Exercise task = Print all records exactly, leaving nothing out.
— Start of Data shown —
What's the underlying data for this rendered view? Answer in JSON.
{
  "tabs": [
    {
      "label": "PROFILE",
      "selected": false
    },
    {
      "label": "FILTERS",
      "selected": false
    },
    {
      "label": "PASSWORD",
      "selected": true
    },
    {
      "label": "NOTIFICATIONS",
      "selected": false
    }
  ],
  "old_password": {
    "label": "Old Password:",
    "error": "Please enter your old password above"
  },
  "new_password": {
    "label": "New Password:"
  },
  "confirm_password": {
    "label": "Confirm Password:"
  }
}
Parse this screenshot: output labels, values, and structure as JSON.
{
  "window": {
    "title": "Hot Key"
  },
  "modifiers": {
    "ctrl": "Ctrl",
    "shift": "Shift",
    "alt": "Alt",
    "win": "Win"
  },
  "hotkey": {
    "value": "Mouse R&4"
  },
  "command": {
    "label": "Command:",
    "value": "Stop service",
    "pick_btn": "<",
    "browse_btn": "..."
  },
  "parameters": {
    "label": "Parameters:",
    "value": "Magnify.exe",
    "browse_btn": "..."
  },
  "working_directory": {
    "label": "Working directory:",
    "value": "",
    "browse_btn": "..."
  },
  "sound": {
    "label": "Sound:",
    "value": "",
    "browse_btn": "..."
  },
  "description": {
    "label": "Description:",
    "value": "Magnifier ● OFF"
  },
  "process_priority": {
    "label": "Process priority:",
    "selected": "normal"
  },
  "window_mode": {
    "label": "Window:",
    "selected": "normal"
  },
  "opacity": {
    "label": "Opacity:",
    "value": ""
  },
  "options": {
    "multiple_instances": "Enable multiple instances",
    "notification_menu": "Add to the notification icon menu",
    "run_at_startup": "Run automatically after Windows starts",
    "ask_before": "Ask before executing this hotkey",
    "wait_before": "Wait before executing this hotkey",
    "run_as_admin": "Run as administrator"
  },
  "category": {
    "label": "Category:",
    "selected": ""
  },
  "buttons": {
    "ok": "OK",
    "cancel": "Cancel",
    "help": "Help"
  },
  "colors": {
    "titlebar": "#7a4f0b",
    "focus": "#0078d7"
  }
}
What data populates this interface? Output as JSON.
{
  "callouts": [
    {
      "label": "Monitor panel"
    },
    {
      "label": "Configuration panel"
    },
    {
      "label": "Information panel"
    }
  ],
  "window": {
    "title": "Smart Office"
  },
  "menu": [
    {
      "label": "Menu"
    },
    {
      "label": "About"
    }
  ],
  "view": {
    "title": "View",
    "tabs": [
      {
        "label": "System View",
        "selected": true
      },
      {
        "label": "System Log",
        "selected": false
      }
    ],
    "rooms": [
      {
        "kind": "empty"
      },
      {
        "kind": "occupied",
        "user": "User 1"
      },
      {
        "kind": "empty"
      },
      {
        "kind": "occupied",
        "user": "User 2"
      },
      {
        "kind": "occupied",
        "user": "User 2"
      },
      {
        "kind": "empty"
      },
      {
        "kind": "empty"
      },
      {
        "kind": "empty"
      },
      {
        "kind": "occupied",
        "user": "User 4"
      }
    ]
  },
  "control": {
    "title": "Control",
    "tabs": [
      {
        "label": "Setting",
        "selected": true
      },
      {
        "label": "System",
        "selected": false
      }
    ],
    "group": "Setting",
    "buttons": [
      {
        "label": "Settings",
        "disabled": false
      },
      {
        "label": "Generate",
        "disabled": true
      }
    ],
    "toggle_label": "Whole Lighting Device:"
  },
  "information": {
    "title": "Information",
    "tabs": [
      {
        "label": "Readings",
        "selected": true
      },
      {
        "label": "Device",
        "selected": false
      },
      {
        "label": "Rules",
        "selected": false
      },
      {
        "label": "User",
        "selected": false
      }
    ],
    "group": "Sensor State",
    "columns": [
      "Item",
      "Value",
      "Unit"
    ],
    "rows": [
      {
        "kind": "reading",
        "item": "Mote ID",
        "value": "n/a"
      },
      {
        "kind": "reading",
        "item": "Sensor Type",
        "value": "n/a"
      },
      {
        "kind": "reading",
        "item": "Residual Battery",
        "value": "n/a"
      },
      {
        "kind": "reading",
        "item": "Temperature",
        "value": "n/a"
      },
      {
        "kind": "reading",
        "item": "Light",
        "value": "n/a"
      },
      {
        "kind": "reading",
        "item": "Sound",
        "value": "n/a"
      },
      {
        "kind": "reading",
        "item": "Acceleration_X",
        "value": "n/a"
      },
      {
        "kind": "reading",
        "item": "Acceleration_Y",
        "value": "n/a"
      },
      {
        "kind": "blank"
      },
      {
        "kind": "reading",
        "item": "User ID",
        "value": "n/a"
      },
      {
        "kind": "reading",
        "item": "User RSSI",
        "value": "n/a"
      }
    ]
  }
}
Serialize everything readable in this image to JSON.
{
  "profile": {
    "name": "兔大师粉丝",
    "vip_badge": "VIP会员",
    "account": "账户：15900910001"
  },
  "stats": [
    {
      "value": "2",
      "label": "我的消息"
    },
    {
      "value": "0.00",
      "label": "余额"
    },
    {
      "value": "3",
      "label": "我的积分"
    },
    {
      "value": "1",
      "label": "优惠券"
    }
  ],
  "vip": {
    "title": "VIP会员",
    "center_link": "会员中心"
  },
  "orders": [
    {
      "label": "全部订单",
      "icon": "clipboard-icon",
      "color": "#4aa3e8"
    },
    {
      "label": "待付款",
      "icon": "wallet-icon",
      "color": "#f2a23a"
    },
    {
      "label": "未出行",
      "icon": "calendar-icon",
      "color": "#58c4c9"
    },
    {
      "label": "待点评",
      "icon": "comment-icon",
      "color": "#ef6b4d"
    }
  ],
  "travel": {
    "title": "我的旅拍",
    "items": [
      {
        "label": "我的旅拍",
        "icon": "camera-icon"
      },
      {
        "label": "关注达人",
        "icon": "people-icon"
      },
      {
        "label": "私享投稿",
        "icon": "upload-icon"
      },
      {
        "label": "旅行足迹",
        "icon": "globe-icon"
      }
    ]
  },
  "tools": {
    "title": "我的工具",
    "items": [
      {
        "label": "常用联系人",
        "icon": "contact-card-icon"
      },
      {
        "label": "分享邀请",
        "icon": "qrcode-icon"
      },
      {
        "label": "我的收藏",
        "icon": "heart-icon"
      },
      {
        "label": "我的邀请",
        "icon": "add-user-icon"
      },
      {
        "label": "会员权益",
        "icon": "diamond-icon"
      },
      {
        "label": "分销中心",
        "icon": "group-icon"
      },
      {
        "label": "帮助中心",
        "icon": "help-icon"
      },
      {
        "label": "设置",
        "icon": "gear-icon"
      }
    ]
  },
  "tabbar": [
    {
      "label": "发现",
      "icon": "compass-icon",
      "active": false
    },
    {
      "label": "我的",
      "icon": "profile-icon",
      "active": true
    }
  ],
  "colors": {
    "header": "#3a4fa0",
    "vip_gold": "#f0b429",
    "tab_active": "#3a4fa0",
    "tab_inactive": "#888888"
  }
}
— End of Data shown —
Complete output =
What's the underlying data for this rendered view? Answer in JSON.
{
  "tabs": [
    {
      "label": "PROFILE",
      "selected": false
    },
    {
      "label": "FILTERS",
      "selected": false
    },
    {
      "label": "PASSWORD",
      "selected": true
    },
    {
      "label": "NOTIFICATIONS",
      "selected": false
    }
  ],
  "old_password": {
    "label": "Old Password:",
    "error": "Please enter your old password above"
  },
  "new_password": {
    "label": "New Password:"
  },
  "confirm_password": {
    "label": "Confirm Password:"
  }
}
Parse this screenshot: output labels, values, and structure as JSON.
{
  "window": {
    "title": "Hot Key"
  },
  "modifiers": {
    "ctrl": "Ctrl",
    "shift": "Shift",
    "alt": "Alt",
    "win": "Win"
  },
  "hotkey": {
    "value": "Mouse R&4"
  },
  "command": {
    "label": "Command:",
    "value": "Stop service",
    "pick_btn": "<",
    "browse_btn": "..."
  },
  "parameters": {
    "label": "Parameters:",
    "value": "Magnify.exe",
    "browse_btn": "..."
  },
  "working_directory": {
    "label": "Working directory:",
    "value": "",
    "browse_btn": "..."
  },
  "sound": {
    "label": "Sound:",
    "value": "",
    "browse_btn": "..."
  },
  "description": {
    "label": "Description:",
    "value": "Magnifier ● OFF"
  },
  "process_priority": {
    "label": "Process priority:",
    "selected": "normal"
  },
  "window_mode": {
    "label": "Window:",
    "selected": "normal"
  },
  "opacity": {
    "label": "Opacity:",
    "value": ""
  },
  "options": {
    "multiple_instances": "Enable multiple instances",
    "notification_menu": "Add to the notification icon menu",
    "run_at_startup": "Run automatically after Windows starts",
    "ask_before": "Ask before executing this hotkey",
    "wait_before": "Wait before executing this hotkey",
    "run_as_admin": "Run as administrator"
  },
  "category": {
    "label": "Category:",
    "selected": ""
  },
  "buttons": {
    "ok": "OK",
    "cancel": "Cancel",
    "help": "Help"
  },
  "colors": {
    "titlebar": "#7a4f0b",
    "focus": "#0078d7"
  }
}
What data populates this interface? Output as JSON.
{
  "callouts": [
    {
      "label": "Monitor panel"
    },
    {
      "label": "Configuration panel"
    },
    {
      "label": "Information panel"
    }
  ],
  "window": {
    "title": "Smart Office"
  },
  "menu": [
    {
      "label": "Menu"
    },
    {
      "label": "About"
    }
  ],
  "view": {
    "title": "View",
    "tabs": [
      {
        "label": "System View",
        "selected": true
      },
      {
        "label": "System Log",
        "selected": false
      }
    ],
    "rooms": [
      {
        "kind": "empty"
      },
      {
        "kind": "occupied",
        "user": "User 1"
      },
      {
        "kind": "empty"
      },
      {
        "kind": "occupied",
        "user": "User 2"
      },
      {
        "kind": "occupied",
        "user": "User 2"
      },
      {
        "kind": "empty"
      },
      {
        "kind": "empty"
      },
      {
        "kind": "empty"
      },
      {
        "kind": "occupied",
        "user": "User 4"
      }
    ]
  },
  "control": {
    "title": "Control",
    "tabs": [
      {
        "label": "Setting",
        "selected": true
      },
      {
        "label": "System",
        "selected": false
      }
    ],
    "group": "Setting",
    "buttons": [
      {
        "label": "Settings",
        "disabled": false
      },
      {
        "label": "Generate",
        "disabled": true
      }
    ],
    "toggle_label": "Whole Lighting Device:"
  },
  "information": {
    "title": "Information",
    "tabs": [
      {
        "label": "Readings",
        "selected": true
      },
      {
        "label": "Device",
        "selected": false
      },
      {
        "label": "Rules",
        "selected": false
      },
      {
        "label": "User",
        "selected": false
      }
    ],
    "group": "Sensor State",
    "columns": [
      "Item",
      "Value",
      "Unit"
    ],
    "rows": [
      {
        "kind": "reading",
        "item": "Mote ID",
        "value": "n/a"
      },
      {
        "kind": "reading",
        "item": "Sensor Type",
        "value": "n/a"
      },
      {
        "kind": "reading",
        "item": "Residual Battery",
        "value": "n/a"
      },
      {
        "kind": "reading",
        "item": "Temperature",
        "value": "n/a"
      },
      {
        "kind": "reading",
        "item": "Light",
        "value": "n/a"
      },
      {
        "kind": "reading",
        "item": "Sound",
        "value": "n/a"
      },
      {
        "kind": "reading",
        "item": "Acceleration_X",
        "value": "n/a"
      },
      {
        "kind": "reading",
        "item": "Acceleration_Y",
        "value": "n/a"
      },
      {
        "kind": "blank"
      },
      {
        "kind": "reading",
        "item": "User ID",
        "value": "n/a"
      },
      {
        "kind": "reading",
        "item": "User RSSI",
        "value": "n/a"
      }
    ]
  }
}
Serialize everything readable in this image to JSON.
{
  "profile": {
    "name": "兔大师粉丝",
    "vip_badge": "VIP会员",
    "account": "账户：15900910001"
  },
  "stats": [
    {
      "value": "2",
      "label": "我的消息"
    },
    {
      "value": "0.00",
      "label": "余额"
    },
    {
      "value": "3",
      "label": "我的积分"
    },
    {
      "value": "1",
      "label": "优惠券"
    }
  ],
  "vip": {
    "title": "VIP会员",
    "center_link": "会员中心"
  },
  "orders": [
    {
      "label": "全部订单",
      "icon": "clipboard-icon",
      "color": "#4aa3e8"
    },
    {
      "label": "待付款",
      "icon": "wallet-icon",
      "color": "#f2a23a"
    },
    {
      "label": "未出行",
      "icon": "calendar-icon",
      "color": "#58c4c9"
    },
    {
      "label": "待点评",
      "icon": "comment-icon",
      "color": "#ef6b4d"
    }
  ],
  "travel": {
    "title": "我的旅拍",
    "items": [
      {
        "label": "我的旅拍",
        "icon": "camera-icon"
      },
      {
        "label": "关注达人",
        "icon": "people-icon"
      },
      {
        "label": "私享投稿",
        "icon": "upload-icon"
      },
      {
        "label": "旅行足迹",
        "icon": "globe-icon"
      }
    ]
  },
  "tools": {
    "title": "我的工具",
    "items": [
      {
        "label": "常用联系人",
        "icon": "contact-card-icon"
      },
      {
        "label": "分享邀请",
        "icon": "qrcode-icon"
      },
      {
        "label": "我的收藏",
        "icon": "heart-icon"
      },
      {
        "label": "我的邀请",
        "icon": "add-user-icon"
      },
      {
        "label": "会员权益",
        "icon": "diamond-icon"
      },
      {
        "label": "分销中心",
        "icon": "group-icon"
      },
      {
        "label": "帮助中心",
        "icon": "help-icon"
      },
      {
        "label": "设置",
        "icon": "gear-icon"
      }
    ]
  },
  "tabbar": [
    {
      "label": "发现",
      "icon": "compass-icon",
      "active": false
    },
    {
      "label": "我的",
      "icon": "profile-icon",
      "active": true
    }
  ],
  "colors": {
    "header": "#3a4fa0",
    "vip_gold": "#f0b429",
    "tab_active": "#3a4fa0",
    "tab_inactive": "#888888"
  }
}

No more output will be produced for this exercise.